>> BEGIN Record set

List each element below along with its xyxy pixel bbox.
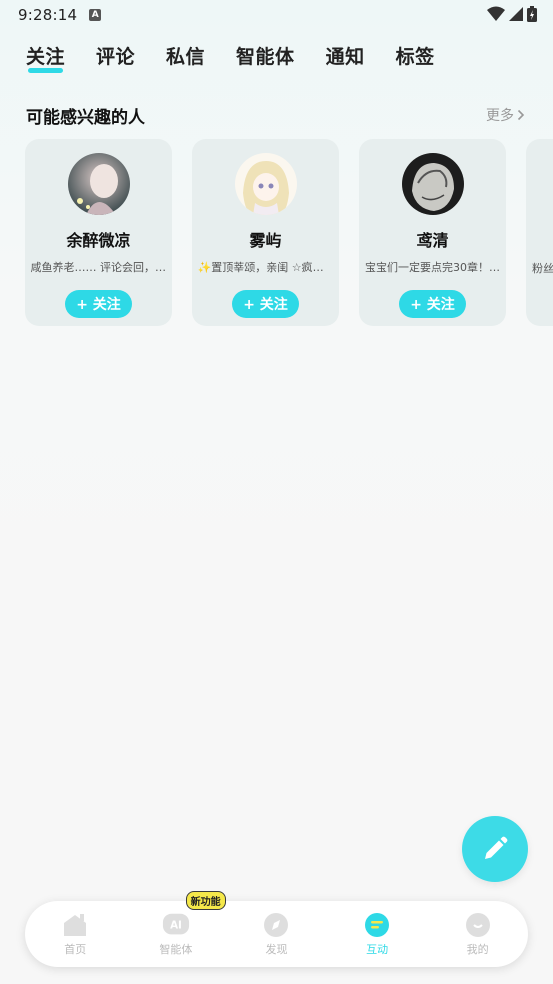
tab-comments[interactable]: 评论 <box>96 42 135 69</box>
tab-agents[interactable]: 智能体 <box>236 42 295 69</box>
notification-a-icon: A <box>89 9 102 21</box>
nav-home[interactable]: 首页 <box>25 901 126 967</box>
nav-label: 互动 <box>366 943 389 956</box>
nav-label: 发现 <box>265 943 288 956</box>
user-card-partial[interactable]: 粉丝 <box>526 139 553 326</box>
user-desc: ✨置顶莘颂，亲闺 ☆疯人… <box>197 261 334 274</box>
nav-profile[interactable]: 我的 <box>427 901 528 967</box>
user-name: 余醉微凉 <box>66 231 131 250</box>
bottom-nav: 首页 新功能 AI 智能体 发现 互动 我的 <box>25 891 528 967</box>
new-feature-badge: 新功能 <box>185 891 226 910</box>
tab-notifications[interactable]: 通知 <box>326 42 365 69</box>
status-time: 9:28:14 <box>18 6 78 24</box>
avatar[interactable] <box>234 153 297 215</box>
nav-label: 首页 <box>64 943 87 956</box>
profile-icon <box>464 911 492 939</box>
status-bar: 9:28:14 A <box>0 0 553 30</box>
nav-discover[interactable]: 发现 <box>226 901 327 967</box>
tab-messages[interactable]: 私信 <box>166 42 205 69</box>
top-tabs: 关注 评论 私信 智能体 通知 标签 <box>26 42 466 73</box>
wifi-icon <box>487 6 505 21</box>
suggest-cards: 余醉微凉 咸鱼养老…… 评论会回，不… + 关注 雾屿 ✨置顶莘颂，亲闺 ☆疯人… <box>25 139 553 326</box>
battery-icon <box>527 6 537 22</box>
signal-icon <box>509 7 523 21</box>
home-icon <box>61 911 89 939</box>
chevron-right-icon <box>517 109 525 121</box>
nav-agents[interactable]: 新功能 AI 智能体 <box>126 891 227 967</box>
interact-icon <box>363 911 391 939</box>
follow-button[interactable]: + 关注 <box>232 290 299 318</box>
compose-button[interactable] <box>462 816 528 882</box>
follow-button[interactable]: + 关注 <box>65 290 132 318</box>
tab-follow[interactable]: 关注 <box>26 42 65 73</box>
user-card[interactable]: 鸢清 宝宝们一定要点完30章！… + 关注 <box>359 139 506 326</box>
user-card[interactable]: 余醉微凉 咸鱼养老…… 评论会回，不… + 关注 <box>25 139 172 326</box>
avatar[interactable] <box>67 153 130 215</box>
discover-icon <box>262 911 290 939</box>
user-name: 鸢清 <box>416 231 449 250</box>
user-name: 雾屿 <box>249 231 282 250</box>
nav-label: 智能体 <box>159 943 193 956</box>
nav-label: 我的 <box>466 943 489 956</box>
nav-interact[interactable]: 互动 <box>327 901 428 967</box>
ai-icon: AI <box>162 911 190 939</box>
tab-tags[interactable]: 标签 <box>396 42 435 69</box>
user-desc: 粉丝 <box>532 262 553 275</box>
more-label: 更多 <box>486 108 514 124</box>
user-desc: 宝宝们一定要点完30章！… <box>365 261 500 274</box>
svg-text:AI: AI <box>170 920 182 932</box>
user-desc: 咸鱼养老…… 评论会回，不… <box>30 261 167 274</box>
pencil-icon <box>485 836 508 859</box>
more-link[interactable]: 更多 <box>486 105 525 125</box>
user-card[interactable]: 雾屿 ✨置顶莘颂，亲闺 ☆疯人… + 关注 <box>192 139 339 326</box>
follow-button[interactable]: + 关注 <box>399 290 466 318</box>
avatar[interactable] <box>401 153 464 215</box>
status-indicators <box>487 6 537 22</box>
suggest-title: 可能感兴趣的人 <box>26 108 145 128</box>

>> END Record set

• **Work instructions**
Update all of the rows above by replacing "follow-button" with "subscribe-button" everywhere it appears, keeping everything else the same. Leave the pictures out of your answer.

• **Task output**
List each element below along with its xyxy pixel bbox.
tab-comments[interactable]: 评论 <box>96 42 135 69</box>
tab-agents[interactable]: 智能体 <box>236 42 295 69</box>
notification-a-icon: A <box>89 9 102 21</box>
nav-home[interactable]: 首页 <box>25 901 126 967</box>
nav-label: 互动 <box>366 943 389 956</box>
nav-label: 发现 <box>265 943 288 956</box>
user-card-partial[interactable]: 粉丝 <box>526 139 553 326</box>
user-desc: ✨置顶莘颂，亲闺 ☆疯人… <box>197 261 334 274</box>
nav-profile[interactable]: 我的 <box>427 901 528 967</box>
user-name: 余醉微凉 <box>66 231 131 250</box>
bottom-nav: 首页 新功能 AI 智能体 发现 互动 我的 <box>25 891 528 967</box>
new-feature-badge: 新功能 <box>185 891 226 910</box>
tab-notifications[interactable]: 通知 <box>326 42 365 69</box>
status-time: 9:28:14 <box>18 6 78 24</box>
avatar[interactable] <box>234 153 297 215</box>
nav-label: 首页 <box>64 943 87 956</box>
profile-icon <box>464 911 492 939</box>
status-bar: 9:28:14 A <box>0 0 553 30</box>
nav-discover[interactable]: 发现 <box>226 901 327 967</box>
tab-messages[interactable]: 私信 <box>166 42 205 69</box>
top-tabs: 关注 评论 私信 智能体 通知 标签 <box>26 42 466 73</box>
wifi-icon <box>487 6 505 21</box>
suggest-cards: 余醉微凉 咸鱼养老…… 评论会回，不… + 关注 雾屿 ✨置顶莘颂，亲闺 ☆疯人… <box>25 139 553 326</box>
battery-icon <box>527 6 537 22</box>
signal-icon <box>509 7 523 21</box>
home-icon <box>61 911 89 939</box>
chevron-right-icon <box>517 109 525 121</box>
nav-agents[interactable]: 新功能 AI 智能体 <box>126 891 227 967</box>
interact-icon <box>363 911 391 939</box>
subscribe-button[interactable]: + 关注 <box>232 290 299 318</box>
compose-button[interactable] <box>462 816 528 882</box>
subscribe-button[interactable]: + 关注 <box>65 290 132 318</box>
tab-follow[interactable]: 关注 <box>26 42 65 73</box>
user-card[interactable]: 鸢清 宝宝们一定要点完30章！… + 关注 <box>359 139 506 326</box>
user-card[interactable]: 余醉微凉 咸鱼养老…… 评论会回，不… + 关注 <box>25 139 172 326</box>
avatar[interactable] <box>67 153 130 215</box>
discover-icon <box>262 911 290 939</box>
user-name: 鸢清 <box>416 231 449 250</box>
user-name: 雾屿 <box>249 231 282 250</box>
nav-label: 智能体 <box>159 943 193 956</box>
nav-label: 我的 <box>466 943 489 956</box>
nav-interact[interactable]: 互动 <box>327 901 428 967</box>
ai-icon: AI <box>162 911 190 939</box>
tab-tags[interactable]: 标签 <box>396 42 435 69</box>
user-desc: 粉丝 <box>532 262 553 275</box>
more-label: 更多 <box>486 108 514 124</box>
user-desc: 宝宝们一定要点完30章！… <box>365 261 500 274</box>
svg-text:AI: AI <box>170 920 182 932</box>
user-desc: 咸鱼养老…… 评论会回，不… <box>30 261 167 274</box>
pencil-icon <box>485 836 508 859</box>
more-link[interactable]: 更多 <box>486 105 525 125</box>
user-card[interactable]: 雾屿 ✨置顶莘颂，亲闺 ☆疯人… + 关注 <box>192 139 339 326</box>
subscribe-button[interactable]: + 关注 <box>399 290 466 318</box>
avatar[interactable] <box>401 153 464 215</box>
status-indicators <box>487 6 537 22</box>
suggest-title: 可能感兴趣的人 <box>26 108 145 128</box>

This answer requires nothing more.